Repeat the full listing, word for word.

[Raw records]
★ ★ ★

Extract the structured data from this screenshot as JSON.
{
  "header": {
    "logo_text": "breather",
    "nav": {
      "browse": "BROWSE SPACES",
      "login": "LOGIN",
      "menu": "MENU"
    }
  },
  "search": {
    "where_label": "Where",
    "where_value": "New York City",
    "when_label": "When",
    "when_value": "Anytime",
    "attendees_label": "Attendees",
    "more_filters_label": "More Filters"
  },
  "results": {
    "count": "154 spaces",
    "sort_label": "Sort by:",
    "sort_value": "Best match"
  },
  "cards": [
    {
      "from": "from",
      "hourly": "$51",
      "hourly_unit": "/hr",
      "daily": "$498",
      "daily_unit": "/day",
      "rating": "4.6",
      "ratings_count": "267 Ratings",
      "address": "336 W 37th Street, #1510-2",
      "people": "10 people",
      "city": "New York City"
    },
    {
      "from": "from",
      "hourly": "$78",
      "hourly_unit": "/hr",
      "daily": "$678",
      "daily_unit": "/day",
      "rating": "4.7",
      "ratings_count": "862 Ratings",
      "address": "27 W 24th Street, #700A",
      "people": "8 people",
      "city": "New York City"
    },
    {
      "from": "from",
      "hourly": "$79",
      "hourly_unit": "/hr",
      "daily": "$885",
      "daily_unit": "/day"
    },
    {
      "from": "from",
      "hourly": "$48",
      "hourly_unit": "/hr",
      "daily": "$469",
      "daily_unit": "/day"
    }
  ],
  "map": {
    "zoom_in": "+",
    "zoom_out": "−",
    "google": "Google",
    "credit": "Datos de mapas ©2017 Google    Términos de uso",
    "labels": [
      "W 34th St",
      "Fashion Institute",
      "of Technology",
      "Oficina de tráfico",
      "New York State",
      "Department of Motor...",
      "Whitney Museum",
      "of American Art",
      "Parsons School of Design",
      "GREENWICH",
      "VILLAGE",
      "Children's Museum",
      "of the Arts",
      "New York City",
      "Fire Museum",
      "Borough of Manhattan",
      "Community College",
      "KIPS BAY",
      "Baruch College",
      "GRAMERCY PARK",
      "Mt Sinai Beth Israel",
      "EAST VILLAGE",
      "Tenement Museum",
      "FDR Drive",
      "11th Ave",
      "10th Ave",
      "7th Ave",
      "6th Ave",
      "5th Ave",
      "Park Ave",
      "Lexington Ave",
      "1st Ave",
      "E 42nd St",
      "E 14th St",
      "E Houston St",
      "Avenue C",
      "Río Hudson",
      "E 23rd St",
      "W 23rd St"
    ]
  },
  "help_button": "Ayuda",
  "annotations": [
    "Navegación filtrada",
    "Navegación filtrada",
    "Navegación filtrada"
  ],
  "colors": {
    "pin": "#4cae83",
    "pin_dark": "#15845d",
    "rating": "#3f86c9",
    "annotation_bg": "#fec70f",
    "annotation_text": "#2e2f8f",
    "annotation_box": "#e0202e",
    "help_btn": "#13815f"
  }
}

★ ★ ★

**Task solution**:
Extract the structured data from this screenshot as JSON.
{
  "header": {
    "logo_text": "breather",
    "nav": {
      "browse": "BROWSE SPACES",
      "login": "LOGIN",
      "menu": "MENU"
    }
  },
  "search": {
    "where_label": "Where",
    "where_value": "New York City",
    "when_label": "When",
    "when_value": "Anytime",
    "attendees_label": "Attendees",
    "more_filters_label": "More Filters"
  },
  "results": {
    "count": "154 spaces",
    "sort_label": "Sort by:",
    "sort_value": "Best match"
  },
  "cards": [
    {
      "from": "from",
      "hourly": "$51",
      "hourly_unit": "/hr",
      "daily": "$498",
      "daily_unit": "/day",
      "rating": "4.6",
      "ratings_count": "267 Ratings",
      "address": "336 W 37th Street, #1510-2",
      "people": "10 people",
      "city": "New York City"
    },
    {
      "from": "from",
      "hourly": "$78",
      "hourly_unit": "/hr",
      "daily": "$678",
      "daily_unit": "/day",
      "rating": "4.7",
      "ratings_count": "862 Ratings",
      "address": "27 W 24th Street, #700A",
      "people": "8 people",
      "city": "New York City"
    },
    {
      "from": "from",
      "hourly": "$79",
      "hourly_unit": "/hr",
      "daily": "$885",
      "daily_unit": "/day"
    },
    {
      "from": "from",
      "hourly": "$48",
      "hourly_unit": "/hr",
      "daily": "$469",
      "daily_unit": "/day"
    }
  ],
  "map": {
    "zoom_in": "+",
    "zoom_out": "−",
    "google": "Google",
    "credit": "Datos de mapas ©2017 Google    Términos de uso",
    "labels": [
      "W 34th St",
      "Fashion Institute",
      "of Technology",
      "Oficina de tráfico",
      "New York State",
      "Department of Motor...",
      "Whitney Museum",
      "of American Art",
      "Parsons School of Design",
      "GREENWICH",
      "VILLAGE",
      "Children's Museum",
      "of the Arts",
      "New York City",
      "Fire Museum",
      "Borough of Manhattan",
      "Community College",
      "KIPS BAY",
      "Baruch College",
      "GRAMERCY PARK",
      "Mt Sinai Beth Israel",
      "EAST VILLAGE",
      "Tenement Museum",
      "FDR Drive",
      "11th Ave",
      "10th Ave",
      "7th Ave",
      "6th Ave",
      "5th Ave",
      "Park Ave",
      "Lexington Ave",
      "1st Ave",
      "E 42nd St",
      "E 14th St",
      "E Houston St",
      "Avenue C",
      "Río Hudson",
      "E 23rd St",
      "W 23rd St"
    ]
  },
  "help_button": "Ayuda",
  "annotations": [
    "Navegación filtrada",
    "Navegación filtrada",
    "Navegación filtrada"
  ],
  "colors": {
    "pin": "#4cae83",
    "pin_dark": "#15845d",
    "rating": "#3f86c9",
    "annotation_bg": "#fec70f",
    "annotation_text": "#2e2f8f",
    "annotation_box": "#e0202e",
    "help_btn": "#13815f"
  }
}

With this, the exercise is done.